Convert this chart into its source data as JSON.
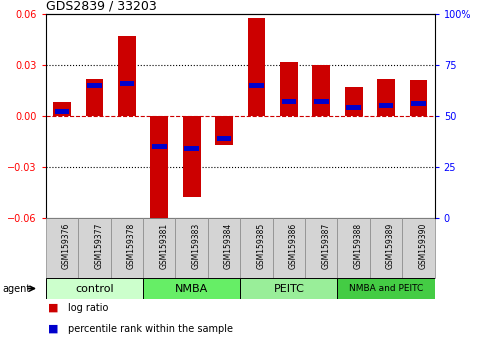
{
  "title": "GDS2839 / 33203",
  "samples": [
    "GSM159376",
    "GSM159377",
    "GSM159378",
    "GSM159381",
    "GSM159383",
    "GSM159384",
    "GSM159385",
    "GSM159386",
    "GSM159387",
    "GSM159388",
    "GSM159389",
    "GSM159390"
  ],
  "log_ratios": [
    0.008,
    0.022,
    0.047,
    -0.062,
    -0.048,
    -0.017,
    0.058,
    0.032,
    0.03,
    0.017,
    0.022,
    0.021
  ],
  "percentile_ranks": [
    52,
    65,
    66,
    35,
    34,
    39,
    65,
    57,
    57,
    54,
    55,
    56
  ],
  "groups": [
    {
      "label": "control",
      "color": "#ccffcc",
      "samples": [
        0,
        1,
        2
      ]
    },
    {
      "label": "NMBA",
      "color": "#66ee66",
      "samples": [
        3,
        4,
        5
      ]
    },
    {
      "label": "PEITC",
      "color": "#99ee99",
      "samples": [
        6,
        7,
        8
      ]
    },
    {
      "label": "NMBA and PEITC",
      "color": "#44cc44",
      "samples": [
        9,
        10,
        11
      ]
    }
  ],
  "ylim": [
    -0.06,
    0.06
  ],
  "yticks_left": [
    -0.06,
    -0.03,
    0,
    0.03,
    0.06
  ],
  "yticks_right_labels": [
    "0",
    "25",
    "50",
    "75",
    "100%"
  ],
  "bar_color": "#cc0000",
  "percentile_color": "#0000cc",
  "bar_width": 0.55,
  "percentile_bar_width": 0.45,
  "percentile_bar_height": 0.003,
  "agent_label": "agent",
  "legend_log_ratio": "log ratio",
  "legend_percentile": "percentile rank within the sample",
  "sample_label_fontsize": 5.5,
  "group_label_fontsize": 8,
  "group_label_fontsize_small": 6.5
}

....................

Make an exact copy of every entry above, minus the images.

Reply:
Convert this chart into its source data as JSON.
{
  "title": "GDS2839 / 33203",
  "samples": [
    "GSM159376",
    "GSM159377",
    "GSM159378",
    "GSM159381",
    "GSM159383",
    "GSM159384",
    "GSM159385",
    "GSM159386",
    "GSM159387",
    "GSM159388",
    "GSM159389",
    "GSM159390"
  ],
  "log_ratios": [
    0.008,
    0.022,
    0.047,
    -0.062,
    -0.048,
    -0.017,
    0.058,
    0.032,
    0.03,
    0.017,
    0.022,
    0.021
  ],
  "percentile_ranks": [
    52,
    65,
    66,
    35,
    34,
    39,
    65,
    57,
    57,
    54,
    55,
    56
  ],
  "groups": [
    {
      "label": "control",
      "color": "#ccffcc",
      "samples": [
        0,
        1,
        2
      ]
    },
    {
      "label": "NMBA",
      "color": "#66ee66",
      "samples": [
        3,
        4,
        5
      ]
    },
    {
      "label": "PEITC",
      "color": "#99ee99",
      "samples": [
        6,
        7,
        8
      ]
    },
    {
      "label": "NMBA and PEITC",
      "color": "#44cc44",
      "samples": [
        9,
        10,
        11
      ]
    }
  ],
  "ylim": [
    -0.06,
    0.06
  ],
  "yticks_left": [
    -0.06,
    -0.03,
    0,
    0.03,
    0.06
  ],
  "yticks_right_labels": [
    "0",
    "25",
    "50",
    "75",
    "100%"
  ],
  "bar_color": "#cc0000",
  "percentile_color": "#0000cc",
  "bar_width": 0.55,
  "percentile_bar_width": 0.45,
  "percentile_bar_height": 0.003,
  "agent_label": "agent",
  "legend_log_ratio": "log ratio",
  "legend_percentile": "percentile rank within the sample",
  "sample_label_fontsize": 5.5,
  "group_label_fontsize": 8,
  "group_label_fontsize_small": 6.5
}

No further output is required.